Data entries -
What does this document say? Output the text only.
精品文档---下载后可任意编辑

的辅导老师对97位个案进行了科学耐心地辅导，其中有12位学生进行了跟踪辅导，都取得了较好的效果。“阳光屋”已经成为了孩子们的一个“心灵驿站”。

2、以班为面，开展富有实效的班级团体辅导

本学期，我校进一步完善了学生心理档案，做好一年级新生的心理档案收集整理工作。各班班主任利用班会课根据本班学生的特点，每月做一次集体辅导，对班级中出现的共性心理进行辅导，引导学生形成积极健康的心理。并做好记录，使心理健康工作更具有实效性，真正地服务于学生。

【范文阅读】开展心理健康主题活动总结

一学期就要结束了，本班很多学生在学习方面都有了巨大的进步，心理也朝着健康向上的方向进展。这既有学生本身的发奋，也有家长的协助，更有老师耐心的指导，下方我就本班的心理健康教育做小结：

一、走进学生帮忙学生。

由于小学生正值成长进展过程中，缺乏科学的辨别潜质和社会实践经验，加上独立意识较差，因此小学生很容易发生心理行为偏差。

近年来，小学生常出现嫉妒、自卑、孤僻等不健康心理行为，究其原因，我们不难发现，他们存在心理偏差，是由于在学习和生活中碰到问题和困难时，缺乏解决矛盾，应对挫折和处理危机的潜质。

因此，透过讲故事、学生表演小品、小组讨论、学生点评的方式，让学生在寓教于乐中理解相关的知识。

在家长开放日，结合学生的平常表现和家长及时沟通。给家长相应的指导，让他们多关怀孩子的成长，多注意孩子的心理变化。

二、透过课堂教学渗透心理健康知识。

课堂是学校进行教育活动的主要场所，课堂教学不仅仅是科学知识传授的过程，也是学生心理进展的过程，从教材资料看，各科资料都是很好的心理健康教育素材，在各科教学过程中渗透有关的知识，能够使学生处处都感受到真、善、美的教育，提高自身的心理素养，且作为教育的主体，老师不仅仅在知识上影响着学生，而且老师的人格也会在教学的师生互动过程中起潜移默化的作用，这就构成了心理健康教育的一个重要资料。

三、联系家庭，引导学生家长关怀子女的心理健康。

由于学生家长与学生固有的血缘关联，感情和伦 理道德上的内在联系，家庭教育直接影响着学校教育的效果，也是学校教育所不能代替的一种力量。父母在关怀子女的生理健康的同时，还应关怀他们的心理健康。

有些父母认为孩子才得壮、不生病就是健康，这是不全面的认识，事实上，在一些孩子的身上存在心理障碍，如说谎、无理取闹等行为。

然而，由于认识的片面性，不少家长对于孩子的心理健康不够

PROMPT - Extract the data exactly as given.

EXPECTED ANSWER -
What does this document say? Output the text only.
精品文档---下载后可任意编辑

的辅导老师对97位个案进行了科学耐心地辅导，其中有12位学生进行了跟踪辅导，都取得了较好的效果。“阳光屋”已经成为了孩子们的一个“心灵驿站”。

2、以班为面，开展富有实效的班级团体辅导

本学期，我校进一步完善了学生心理档案，做好一年级新生的心理档案收集整理工作。各班班主任利用班会课根据本班学生的特点，每月做一次集体辅导，对班级中出现的共性心理进行辅导，引导学生形成积极健康的心理。并做好记录，使心理健康工作更具有实效性，真正地服务于学生。

【范文阅读】开展心理健康主题活动总结

一学期就要结束了，本班很多学生在学习方面都有了巨大的进步，心理也朝着健康向上的方向进展。这既有学生本身的发奋，也有家长的协助，更有老师耐心的指导，下方我就本班的心理健康教育做小结：

一、走进学生帮忙学生。

由于小学生正值成长进展过程中，缺乏科学的辨别潜质和社会实践经验，加上独立意识较差，因此小学生很容易发生心理行为偏差。

近年来，小学生常出现嫉妒、自卑、孤僻等不健康心理行为，究其原因，我们不难发现，他们存在心理偏差，是由于在学习和生活中碰到问题和困难时，缺乏解决矛盾，应对挫折和处理危机的潜质。

因此，透过讲故事、学生表演小品、小组讨论、学生点评的方式，让学生在寓教于乐中理解相关的知识。

在家长开放日，结合学生的平常表现和家长及时沟通。给家长相应的指导，让他们多关怀孩子的成长，多注意孩子的心理变化。

二、透过课堂教学渗透心理健康知识。

课堂是学校进行教育活动的主要场所，课堂教学不仅仅是科学知识传授的过程，也是学生心理进展的过程，从教材资料看，各科资料都是很好的心理健康教育素材，在各科教学过程中渗透有关的知识，能够使学生处处都感受到真、善、美的教育，提高自身的心理素养，且作为教育的主体，老师不仅仅在知识上影响着学生，而且老师的人格也会在教学的师生互动过程中起潜移默化的作用，这就构成了心理健康教育的一个重要资料。

三、联系家庭，引导学生家长关怀子女的心理健康。

由于学生家长与学生固有的血缘关联，感情和伦 理道德上的内在联系，家庭教育直接影响着学校教育的效果，也是学校教育所不能代替的一种力量。父母在关怀子女的生理健康的同时，还应关怀他们的心理健康。

有些父母认为孩子才得壮、不生病就是健康，这是不全面的认识，事实上，在一些孩子的身上存在心理障碍，如说谎、无理取闹等行为。

然而，由于认识的片面性，不少家长对于孩子的心理健康不够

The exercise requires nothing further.